### WORK TO BE COMPLETED
Write out the entries again exactly as they are given.

Records about charts and figures:
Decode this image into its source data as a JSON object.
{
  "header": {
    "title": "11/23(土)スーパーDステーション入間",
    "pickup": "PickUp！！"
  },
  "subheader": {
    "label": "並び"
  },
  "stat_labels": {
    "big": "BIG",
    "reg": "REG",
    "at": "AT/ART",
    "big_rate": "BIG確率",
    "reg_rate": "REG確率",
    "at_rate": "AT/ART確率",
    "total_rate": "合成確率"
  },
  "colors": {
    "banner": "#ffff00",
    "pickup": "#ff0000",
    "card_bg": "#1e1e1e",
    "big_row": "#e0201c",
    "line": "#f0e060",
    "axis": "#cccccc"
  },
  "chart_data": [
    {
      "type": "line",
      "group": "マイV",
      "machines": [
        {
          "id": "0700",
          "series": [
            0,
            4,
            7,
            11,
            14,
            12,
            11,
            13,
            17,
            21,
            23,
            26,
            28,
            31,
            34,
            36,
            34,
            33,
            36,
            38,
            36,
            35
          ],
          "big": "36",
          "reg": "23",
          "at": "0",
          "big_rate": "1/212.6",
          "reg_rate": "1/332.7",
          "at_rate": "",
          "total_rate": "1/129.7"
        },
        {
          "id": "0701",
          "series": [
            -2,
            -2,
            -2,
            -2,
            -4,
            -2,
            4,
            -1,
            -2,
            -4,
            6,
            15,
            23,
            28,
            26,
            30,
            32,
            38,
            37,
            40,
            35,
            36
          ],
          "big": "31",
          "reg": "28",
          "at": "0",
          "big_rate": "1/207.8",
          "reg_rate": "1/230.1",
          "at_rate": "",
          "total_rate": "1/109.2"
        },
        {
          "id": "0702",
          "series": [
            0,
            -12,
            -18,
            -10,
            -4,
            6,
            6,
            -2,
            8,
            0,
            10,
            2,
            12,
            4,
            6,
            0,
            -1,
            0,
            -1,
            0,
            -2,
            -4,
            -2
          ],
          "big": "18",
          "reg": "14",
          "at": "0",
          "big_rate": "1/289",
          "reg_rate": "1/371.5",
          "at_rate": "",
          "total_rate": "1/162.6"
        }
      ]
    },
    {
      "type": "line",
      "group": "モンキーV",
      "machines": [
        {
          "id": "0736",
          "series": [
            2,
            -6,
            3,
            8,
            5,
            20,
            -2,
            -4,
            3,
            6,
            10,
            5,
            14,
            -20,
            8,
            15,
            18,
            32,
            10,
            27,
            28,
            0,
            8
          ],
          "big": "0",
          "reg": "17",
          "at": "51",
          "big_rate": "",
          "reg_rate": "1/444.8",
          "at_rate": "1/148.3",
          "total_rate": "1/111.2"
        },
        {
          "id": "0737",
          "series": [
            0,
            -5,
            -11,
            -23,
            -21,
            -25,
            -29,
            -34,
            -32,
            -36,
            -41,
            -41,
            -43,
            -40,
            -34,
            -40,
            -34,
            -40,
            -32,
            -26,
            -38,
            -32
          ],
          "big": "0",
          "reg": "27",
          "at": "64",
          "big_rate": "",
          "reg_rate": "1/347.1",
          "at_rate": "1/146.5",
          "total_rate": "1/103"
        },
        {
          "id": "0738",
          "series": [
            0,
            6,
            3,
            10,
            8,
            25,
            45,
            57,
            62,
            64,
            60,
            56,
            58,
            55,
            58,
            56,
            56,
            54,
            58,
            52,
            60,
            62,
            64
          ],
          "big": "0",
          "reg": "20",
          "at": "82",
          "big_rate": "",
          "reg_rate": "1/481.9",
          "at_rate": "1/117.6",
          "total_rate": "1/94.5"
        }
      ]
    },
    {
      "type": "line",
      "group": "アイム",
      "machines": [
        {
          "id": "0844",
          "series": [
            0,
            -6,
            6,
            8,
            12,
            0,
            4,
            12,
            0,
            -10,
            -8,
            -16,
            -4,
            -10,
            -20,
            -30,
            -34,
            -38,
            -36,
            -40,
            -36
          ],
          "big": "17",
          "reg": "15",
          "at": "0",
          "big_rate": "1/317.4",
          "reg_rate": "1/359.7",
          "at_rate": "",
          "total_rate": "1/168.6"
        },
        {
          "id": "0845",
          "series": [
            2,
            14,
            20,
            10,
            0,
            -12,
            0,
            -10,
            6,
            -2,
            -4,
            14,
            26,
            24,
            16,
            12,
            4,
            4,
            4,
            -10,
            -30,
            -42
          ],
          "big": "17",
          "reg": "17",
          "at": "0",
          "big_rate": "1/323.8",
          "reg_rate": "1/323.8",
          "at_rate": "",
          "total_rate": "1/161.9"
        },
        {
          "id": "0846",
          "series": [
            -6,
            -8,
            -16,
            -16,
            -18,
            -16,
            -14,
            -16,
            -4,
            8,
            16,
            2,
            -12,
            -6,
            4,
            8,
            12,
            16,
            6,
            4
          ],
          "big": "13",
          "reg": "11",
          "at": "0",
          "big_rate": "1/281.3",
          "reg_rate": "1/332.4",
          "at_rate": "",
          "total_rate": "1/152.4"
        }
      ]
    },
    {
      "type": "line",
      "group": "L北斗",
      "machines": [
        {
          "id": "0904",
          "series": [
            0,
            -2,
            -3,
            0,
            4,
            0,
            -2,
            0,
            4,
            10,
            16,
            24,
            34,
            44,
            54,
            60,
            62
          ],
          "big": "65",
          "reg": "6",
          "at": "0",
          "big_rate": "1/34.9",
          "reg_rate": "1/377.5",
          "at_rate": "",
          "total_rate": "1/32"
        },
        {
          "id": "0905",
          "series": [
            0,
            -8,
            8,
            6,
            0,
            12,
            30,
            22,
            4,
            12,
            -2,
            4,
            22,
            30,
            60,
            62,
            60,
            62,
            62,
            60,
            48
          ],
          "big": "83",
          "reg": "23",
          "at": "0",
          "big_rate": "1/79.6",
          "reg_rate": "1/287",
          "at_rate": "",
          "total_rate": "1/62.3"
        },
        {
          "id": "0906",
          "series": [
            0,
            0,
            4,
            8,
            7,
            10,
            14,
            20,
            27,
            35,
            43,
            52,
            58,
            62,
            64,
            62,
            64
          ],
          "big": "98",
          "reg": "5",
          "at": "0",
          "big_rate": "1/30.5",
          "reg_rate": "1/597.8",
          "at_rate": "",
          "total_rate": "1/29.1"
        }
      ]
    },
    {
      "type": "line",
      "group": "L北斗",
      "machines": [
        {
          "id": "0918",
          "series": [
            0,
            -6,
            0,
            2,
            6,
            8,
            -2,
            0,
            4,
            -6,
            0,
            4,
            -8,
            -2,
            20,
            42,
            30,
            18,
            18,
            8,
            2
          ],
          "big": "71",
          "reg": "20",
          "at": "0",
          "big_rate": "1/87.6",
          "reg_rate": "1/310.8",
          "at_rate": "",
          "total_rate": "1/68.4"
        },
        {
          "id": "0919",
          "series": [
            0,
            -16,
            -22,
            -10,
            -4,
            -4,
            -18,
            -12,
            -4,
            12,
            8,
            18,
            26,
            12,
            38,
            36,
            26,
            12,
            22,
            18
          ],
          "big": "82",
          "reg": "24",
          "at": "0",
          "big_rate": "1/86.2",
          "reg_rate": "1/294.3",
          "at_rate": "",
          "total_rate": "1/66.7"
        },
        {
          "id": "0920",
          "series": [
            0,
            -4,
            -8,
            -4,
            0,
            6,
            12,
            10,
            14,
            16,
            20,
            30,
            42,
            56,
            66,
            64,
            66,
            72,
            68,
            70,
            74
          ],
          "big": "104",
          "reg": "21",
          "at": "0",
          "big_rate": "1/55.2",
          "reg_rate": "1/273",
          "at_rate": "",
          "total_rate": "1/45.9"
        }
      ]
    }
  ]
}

### RESULT BELOW
Decode this image into its source data as a JSON object.
{
  "header": {
    "title": "11/23(土)スーパーDステーション入間",
    "pickup": "PickUp！！"
  },
  "subheader": {
    "label": "並び"
  },
  "stat_labels": {
    "big": "BIG",
    "reg": "REG",
    "at": "AT/ART",
    "big_rate": "BIG確率",
    "reg_rate": "REG確率",
    "at_rate": "AT/ART確率",
    "total_rate": "合成確率"
  },
  "colors": {
    "banner": "#ffff00",
    "pickup": "#ff0000",
    "card_bg": "#1e1e1e",
    "big_row": "#e0201c",
    "line": "#f0e060",
    "axis": "#cccccc"
  },
  "chart_data": [
    {
      "type": "line",
      "group": "マイV",
      "machines": [
        {
          "id": "0700",
          "series": [
            0,
            4,
            7,
            11,
            14,
            12,
            11,
            13,
            17,
            21,
            23,
            26,
            28,
            31,
            34,
            36,
            34,
            33,
            36,
            38,
            36,
            35
          ],
          "big": "36",
          "reg": "23",
          "at": "0",
          "big_rate": "1/212.6",
          "reg_rate": "1/332.7",
          "at_rate": "",
          "total_rate": "1/129.7"
        },
        {
          "id": "0701",
          "series": [
            -2,
            -2,
            -2,
            -2,
            -4,
            -2,
            4,
            -1,
            -2,
            -4,
            6,
            15,
            23,
            28,
            26,
            30,
            32,
            38,
            37,
            40,
            35,
            36
          ],
          "big": "31",
          "reg": "28",
          "at": "0",
          "big_rate": "1/207.8",
          "reg_rate": "1/230.1",
          "at_rate": "",
          "total_rate": "1/109.2"
        },
        {
          "id": "0702",
          "series": [
            0,
            -12,
            -18,
            -10,
            -4,
            6,
            6,
            -2,
            8,
            0,
            10,
            2,
            12,
            4,
            6,
            0,
            -1,
            0,
            -1,
            0,
            -2,
            -4,
            -2
          ],
          "big": "18",
          "reg": "14",
          "at": "0",
          "big_rate": "1/289",
          "reg_rate": "1/371.5",
          "at_rate": "",
          "total_rate": "1/162.6"
        }
      ]
    },
    {
      "type": "line",
      "group": "モンキーV",
      "machines": [
        {
          "id": "0736",
          "series": [
            2,
            -6,
            3,
            8,
            5,
            20,
            -2,
            -4,
            3,
            6,
            10,
            5,
            14,
            -20,
            8,
            15,
            18,
            32,
            10,
            27,
            28,
            0,
            8
          ],
          "big": "0",
          "reg": "17",
          "at": "51",
          "big_rate": "",
          "reg_rate": "1/444.8",
          "at_rate": "1/148.3",
          "total_rate": "1/111.2"
        },
        {
          "id": "0737",
          "series": [
            0,
            -5,
            -11,
            -23,
            -21,
            -25,
            -29,
            -34,
            -32,
            -36,
            -41,
            -41,
            -43,
            -40,
            -34,
            -40,
            -34,
            -40,
            -32,
            -26,
            -38,
            -32
          ],
          "big": "0",
          "reg": "27",
          "at": "64",
          "big_rate": "",
          "reg_rate": "1/347.1",
          "at_rate": "1/146.5",
          "total_rate": "1/103"
        },
        {
          "id": "0738",
          "series": [
            0,
            6,
            3,
            10,
            8,
            25,
            45,
            57,
            62,
            64,
            60,
            56,
            58,
            55,
            58,
            56,
            56,
            54,
            58,
            52,
            60,
            62,
            64
          ],
          "big": "0",
          "reg": "20",
          "at": "82",
          "big_rate": "",
          "reg_rate": "1/481.9",
          "at_rate": "1/117.6",
          "total_rate": "1/94.5"
        }
      ]
    },
    {
      "type": "line",
      "group": "アイム",
      "machines": [
        {
          "id": "0844",
          "series": [
            0,
            -6,
            6,
            8,
            12,
            0,
            4,
            12,
            0,
            -10,
            -8,
            -16,
            -4,
            -10,
            -20,
            -30,
            -34,
            -38,
            -36,
            -40,
            -36
          ],
          "big": "17",
          "reg": "15",
          "at": "0",
          "big_rate": "1/317.4",
          "reg_rate": "1/359.7",
          "at_rate": "",
          "total_rate": "1/168.6"
        },
        {
          "id": "0845",
          "series": [
            2,
            14,
            20,
            10,
            0,
            -12,
            0,
            -10,
            6,
            -2,
            -4,
            14,
            26,
            24,
            16,
            12,
            4,
            4,
            4,
            -10,
            -30,
            -42
          ],
          "big": "17",
          "reg": "17",
          "at": "0",
          "big_rate": "1/323.8",
          "reg_rate": "1/323.8",
          "at_rate": "",
          "total_rate": "1/161.9"
        },
        {
          "id": "0846",
          "series": [
            -6,
            -8,
            -16,
            -16,
            -18,
            -16,
            -14,
            -16,
            -4,
            8,
            16,
            2,
            -12,
            -6,
            4,
            8,
            12,
            16,
            6,
            4
          ],
          "big": "13",
          "reg": "11",
          "at": "0",
          "big_rate": "1/281.3",
          "reg_rate": "1/332.4",
          "at_rate": "",
          "total_rate": "1/152.4"
        }
      ]
    },
    {
      "type": "line",
      "group": "L北斗",
      "machines": [
        {
          "id": "0904",
          "series": [
            0,
            -2,
            -3,
            0,
            4,
            0,
            -2,
            0,
            4,
            10,
            16,
            24,
            34,
            44,
            54,
            60,
            62
          ],
          "big": "65",
          "reg": "6",
          "at": "0",
          "big_rate": "1/34.9",
          "reg_rate": "1/377.5",
          "at_rate": "",
          "total_rate": "1/32"
        },
        {
          "id": "0905",
          "series": [
            0,
            -8,
            8,
            6,
            0,
            12,
            30,
            22,
            4,
            12,
            -2,
            4,
            22,
            30,
            60,
            62,
            60,
            62,
            62,
            60,
            48
          ],
          "big": "83",
          "reg": "23",
          "at": "0",
          "big_rate": "1/79.6",
          "reg_rate": "1/287",
          "at_rate": "",
          "total_rate": "1/62.3"
        },
        {
          "id": "0906",
          "series": [
            0,
            0,
            4,
            8,
            7,
            10,
            14,
            20,
            27,
            35,
            43,
            52,
            58,
            62,
            64,
            62,
            64
          ],
          "big": "98",
          "reg": "5",
          "at": "0",
          "big_rate": "1/30.5",
          "reg_rate": "1/597.8",
          "at_rate": "",
          "total_rate": "1/29.1"
        }
      ]
    },
    {
      "type": "line",
      "group": "L北斗",
      "machines": [
        {
          "id": "0918",
          "series": [
            0,
            -6,
            0,
            2,
            6,
            8,
            -2,
            0,
            4,
            -6,
            0,
            4,
            -8,
            -2,
            20,
            42,
            30,
            18,
            18,
            8,
            2
          ],
          "big": "71",
          "reg": "20",
          "at": "0",
          "big_rate": "1/87.6",
          "reg_rate": "1/310.8",
          "at_rate": "",
          "total_rate": "1/68.4"
        },
        {
          "id": "0919",
          "series": [
            0,
            -16,
            -22,
            -10,
            -4,
            -4,
            -18,
            -12,
            -4,
            12,
            8,
            18,
            26,
            12,
            38,
            36,
            26,
            12,
            22,
            18
          ],
          "big": "82",
          "reg": "24",
          "at": "0",
          "big_rate": "1/86.2",
          "reg_rate": "1/294.3",
          "at_rate": "",
          "total_rate": "1/66.7"
        },
        {
          "id": "0920",
          "series": [
            0,
            -4,
            -8,
            -4,
            0,
            6,
            12,
            10,
            14,
            16,
            20,
            30,
            42,
            56,
            66,
            64,
            66,
            72,
            68,
            70,
            74
          ],
          "big": "104",
          "reg": "21",
          "at": "0",
          "big_rate": "1/55.2",
          "reg_rate": "1/273",
          "at_rate": "",
          "total_rate": "1/45.9"
        }
      ]
    }
  ]
}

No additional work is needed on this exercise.